◆ Do this ◆
Using the listing below, copy every line that mentions "xlabel".

Records from a collection of figures
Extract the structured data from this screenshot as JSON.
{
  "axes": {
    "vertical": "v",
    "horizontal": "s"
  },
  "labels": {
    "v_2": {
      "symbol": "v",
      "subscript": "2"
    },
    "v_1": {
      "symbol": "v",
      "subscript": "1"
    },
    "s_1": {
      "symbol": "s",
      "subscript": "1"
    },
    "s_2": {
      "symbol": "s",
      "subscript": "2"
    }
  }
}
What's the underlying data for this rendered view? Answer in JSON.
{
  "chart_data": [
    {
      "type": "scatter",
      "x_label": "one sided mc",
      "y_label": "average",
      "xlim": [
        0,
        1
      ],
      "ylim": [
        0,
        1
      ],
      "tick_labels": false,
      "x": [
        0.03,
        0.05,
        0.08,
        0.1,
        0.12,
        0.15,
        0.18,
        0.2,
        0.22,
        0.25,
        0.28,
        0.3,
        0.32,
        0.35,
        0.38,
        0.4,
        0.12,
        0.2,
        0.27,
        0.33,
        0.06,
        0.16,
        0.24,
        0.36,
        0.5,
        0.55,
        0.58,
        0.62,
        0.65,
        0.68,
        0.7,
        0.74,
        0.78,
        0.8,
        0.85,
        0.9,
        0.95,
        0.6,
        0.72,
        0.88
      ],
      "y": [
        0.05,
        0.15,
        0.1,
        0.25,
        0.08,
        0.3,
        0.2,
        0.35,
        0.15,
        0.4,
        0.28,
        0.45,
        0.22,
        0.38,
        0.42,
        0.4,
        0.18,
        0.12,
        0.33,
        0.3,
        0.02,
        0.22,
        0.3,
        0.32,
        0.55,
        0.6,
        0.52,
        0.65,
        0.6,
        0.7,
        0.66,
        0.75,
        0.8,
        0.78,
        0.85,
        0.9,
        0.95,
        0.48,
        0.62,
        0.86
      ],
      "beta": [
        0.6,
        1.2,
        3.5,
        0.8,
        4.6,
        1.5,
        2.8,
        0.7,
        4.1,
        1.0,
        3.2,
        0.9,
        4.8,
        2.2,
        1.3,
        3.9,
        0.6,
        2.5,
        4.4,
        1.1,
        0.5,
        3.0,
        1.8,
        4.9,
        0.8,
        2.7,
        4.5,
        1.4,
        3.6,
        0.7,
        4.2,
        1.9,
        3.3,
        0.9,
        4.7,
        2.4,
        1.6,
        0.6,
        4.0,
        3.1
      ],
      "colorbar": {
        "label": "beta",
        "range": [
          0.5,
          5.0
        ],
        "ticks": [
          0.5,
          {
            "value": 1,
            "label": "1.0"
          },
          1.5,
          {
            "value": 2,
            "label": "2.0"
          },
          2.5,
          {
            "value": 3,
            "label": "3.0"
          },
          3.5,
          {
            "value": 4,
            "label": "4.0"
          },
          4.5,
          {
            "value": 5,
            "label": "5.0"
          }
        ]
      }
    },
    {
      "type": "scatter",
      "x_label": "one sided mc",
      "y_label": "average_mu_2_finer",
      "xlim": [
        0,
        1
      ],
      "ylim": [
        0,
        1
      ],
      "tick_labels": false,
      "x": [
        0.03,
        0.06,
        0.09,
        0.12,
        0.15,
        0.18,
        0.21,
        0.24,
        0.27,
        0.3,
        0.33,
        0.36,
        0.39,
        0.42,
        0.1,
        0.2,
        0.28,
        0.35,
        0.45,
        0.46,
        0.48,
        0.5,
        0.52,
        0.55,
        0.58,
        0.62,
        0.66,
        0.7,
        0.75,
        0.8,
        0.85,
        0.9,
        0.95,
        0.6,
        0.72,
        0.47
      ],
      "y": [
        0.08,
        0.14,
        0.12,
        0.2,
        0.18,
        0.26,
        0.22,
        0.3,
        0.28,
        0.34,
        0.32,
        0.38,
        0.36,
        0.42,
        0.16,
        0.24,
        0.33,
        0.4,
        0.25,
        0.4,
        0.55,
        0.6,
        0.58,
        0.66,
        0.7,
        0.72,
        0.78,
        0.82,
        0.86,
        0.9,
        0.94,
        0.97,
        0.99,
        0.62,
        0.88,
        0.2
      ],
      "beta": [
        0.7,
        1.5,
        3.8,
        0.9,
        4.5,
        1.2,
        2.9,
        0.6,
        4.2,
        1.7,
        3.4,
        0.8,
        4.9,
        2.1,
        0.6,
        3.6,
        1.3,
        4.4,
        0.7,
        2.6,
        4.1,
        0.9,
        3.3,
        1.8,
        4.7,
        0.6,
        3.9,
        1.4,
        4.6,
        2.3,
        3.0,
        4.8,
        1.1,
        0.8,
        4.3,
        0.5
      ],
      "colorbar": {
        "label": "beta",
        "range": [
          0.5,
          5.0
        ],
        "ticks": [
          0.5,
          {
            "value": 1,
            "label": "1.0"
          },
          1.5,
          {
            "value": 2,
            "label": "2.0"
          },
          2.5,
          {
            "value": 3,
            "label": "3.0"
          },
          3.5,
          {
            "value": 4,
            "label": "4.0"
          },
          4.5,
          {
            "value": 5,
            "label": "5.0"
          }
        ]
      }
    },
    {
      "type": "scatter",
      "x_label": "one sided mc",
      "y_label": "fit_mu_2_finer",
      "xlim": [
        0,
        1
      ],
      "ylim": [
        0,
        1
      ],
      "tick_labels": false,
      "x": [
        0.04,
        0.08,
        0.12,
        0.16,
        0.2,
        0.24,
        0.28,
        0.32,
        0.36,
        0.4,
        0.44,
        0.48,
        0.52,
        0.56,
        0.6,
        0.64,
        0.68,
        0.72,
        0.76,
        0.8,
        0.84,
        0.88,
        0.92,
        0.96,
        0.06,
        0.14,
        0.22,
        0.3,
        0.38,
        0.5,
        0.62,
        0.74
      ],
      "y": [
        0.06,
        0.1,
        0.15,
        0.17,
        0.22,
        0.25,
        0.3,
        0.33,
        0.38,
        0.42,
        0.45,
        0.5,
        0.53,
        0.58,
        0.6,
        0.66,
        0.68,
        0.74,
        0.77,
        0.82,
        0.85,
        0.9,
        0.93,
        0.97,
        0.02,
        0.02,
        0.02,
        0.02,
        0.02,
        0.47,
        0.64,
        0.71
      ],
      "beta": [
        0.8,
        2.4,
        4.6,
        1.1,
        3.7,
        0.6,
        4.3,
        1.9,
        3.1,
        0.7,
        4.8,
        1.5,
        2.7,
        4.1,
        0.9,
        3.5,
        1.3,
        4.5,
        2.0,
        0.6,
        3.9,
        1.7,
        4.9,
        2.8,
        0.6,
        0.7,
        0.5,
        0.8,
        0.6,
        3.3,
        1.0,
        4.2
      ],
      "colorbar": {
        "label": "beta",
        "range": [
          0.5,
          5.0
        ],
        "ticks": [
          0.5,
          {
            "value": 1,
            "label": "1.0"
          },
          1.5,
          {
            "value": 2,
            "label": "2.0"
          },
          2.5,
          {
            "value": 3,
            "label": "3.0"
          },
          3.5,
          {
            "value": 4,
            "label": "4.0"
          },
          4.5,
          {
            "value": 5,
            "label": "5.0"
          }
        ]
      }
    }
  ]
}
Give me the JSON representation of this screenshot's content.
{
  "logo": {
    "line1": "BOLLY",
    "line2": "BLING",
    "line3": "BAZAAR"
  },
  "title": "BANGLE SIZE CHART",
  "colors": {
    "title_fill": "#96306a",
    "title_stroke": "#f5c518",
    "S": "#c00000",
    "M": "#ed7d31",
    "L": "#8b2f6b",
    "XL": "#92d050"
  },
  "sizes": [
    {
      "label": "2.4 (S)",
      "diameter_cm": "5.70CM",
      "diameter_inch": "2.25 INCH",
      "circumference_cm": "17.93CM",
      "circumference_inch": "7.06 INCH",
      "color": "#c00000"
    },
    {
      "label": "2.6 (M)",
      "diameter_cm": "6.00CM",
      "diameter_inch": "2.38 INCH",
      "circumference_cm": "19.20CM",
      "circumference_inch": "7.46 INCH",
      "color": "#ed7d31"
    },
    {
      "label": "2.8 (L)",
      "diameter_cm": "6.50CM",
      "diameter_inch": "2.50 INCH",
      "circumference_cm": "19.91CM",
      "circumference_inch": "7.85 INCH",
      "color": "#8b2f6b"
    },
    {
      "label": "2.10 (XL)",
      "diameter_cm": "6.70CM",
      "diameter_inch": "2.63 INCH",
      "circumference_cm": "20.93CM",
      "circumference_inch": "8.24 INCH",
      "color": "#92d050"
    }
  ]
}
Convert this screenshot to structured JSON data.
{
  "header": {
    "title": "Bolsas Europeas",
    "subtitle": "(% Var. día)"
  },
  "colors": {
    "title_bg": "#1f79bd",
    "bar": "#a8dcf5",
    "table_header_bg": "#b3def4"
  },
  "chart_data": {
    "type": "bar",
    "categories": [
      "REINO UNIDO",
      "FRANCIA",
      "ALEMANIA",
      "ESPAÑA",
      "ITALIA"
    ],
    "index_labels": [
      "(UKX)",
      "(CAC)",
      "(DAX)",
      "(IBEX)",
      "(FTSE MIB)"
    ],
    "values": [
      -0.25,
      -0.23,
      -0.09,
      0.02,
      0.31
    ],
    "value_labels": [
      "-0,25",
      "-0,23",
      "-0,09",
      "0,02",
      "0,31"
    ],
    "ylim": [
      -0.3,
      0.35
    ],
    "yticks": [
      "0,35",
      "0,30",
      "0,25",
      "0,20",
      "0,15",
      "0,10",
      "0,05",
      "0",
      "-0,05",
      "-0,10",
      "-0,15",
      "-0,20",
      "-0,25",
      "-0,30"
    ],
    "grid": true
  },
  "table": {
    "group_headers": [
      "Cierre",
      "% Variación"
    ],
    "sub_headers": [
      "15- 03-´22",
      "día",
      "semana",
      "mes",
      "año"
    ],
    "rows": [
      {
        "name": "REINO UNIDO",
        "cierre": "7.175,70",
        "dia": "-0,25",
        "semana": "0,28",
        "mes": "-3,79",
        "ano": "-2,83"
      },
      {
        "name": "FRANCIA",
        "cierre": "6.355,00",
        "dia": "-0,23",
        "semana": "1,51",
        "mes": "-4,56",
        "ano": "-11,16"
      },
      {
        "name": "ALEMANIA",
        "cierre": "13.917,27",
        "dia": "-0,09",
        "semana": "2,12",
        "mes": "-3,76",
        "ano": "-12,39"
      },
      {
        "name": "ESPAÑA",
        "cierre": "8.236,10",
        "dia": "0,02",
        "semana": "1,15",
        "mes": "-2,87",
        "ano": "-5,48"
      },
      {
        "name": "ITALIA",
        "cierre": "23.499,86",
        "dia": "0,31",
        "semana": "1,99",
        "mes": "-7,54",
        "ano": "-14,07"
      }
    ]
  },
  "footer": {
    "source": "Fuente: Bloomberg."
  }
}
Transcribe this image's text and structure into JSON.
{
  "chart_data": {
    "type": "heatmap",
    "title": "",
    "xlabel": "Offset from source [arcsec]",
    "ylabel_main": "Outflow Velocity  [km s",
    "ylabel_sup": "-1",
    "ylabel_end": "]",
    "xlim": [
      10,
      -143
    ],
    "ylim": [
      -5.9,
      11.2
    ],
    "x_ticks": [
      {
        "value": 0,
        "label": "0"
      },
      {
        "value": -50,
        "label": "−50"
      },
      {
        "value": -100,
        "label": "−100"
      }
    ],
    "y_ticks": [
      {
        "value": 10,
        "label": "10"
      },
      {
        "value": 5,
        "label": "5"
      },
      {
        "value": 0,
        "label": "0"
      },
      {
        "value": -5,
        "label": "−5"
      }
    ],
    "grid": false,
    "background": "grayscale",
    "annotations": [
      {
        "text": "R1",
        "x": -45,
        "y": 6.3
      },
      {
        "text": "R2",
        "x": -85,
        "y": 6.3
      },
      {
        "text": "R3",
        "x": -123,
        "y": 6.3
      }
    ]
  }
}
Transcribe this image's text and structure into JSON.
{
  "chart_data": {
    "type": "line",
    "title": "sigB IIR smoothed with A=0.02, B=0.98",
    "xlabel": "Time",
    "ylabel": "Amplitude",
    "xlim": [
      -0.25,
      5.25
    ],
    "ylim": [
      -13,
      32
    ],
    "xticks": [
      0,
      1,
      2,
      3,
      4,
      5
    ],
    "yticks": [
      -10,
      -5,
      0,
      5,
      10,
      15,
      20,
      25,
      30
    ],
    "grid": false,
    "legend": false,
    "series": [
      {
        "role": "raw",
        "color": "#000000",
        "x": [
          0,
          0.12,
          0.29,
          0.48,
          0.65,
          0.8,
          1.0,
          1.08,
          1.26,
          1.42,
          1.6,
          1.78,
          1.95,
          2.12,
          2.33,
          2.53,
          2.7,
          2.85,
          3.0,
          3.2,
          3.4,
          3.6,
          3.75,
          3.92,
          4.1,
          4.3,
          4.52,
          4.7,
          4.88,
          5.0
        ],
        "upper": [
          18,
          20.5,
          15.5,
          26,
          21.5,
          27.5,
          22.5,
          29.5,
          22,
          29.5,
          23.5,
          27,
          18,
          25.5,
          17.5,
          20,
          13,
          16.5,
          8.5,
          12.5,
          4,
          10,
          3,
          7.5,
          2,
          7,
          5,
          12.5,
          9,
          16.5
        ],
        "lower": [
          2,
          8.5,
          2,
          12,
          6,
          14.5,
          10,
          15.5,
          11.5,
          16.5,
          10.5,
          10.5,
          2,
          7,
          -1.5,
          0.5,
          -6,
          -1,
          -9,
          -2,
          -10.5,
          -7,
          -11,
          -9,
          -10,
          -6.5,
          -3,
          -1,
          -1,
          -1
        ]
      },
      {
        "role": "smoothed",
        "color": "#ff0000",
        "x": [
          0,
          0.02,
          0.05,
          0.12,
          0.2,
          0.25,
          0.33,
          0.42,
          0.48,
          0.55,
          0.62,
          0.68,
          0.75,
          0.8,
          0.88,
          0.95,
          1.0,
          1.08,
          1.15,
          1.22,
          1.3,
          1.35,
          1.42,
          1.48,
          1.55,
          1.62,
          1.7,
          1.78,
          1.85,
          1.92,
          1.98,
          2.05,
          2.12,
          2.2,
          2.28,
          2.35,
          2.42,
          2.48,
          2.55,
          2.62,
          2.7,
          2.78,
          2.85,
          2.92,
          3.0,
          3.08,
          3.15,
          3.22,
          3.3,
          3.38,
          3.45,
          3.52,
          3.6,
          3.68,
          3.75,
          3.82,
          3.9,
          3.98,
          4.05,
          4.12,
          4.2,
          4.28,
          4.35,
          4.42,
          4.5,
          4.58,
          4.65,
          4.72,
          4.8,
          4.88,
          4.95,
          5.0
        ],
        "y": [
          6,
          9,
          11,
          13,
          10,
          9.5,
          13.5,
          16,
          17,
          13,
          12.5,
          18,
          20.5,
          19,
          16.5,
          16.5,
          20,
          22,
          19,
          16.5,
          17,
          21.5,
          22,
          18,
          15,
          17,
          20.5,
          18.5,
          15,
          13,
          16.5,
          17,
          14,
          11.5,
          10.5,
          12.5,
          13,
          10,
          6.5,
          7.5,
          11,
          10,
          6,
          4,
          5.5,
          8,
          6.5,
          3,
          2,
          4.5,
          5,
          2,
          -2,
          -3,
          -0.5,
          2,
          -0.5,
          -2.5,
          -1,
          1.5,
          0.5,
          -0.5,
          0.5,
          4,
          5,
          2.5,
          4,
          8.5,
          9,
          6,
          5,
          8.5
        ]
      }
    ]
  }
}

◆ Answer for this exercise ◆
    "xlabel": "Offset from source [arcsec]",
    "xlabel": "Time",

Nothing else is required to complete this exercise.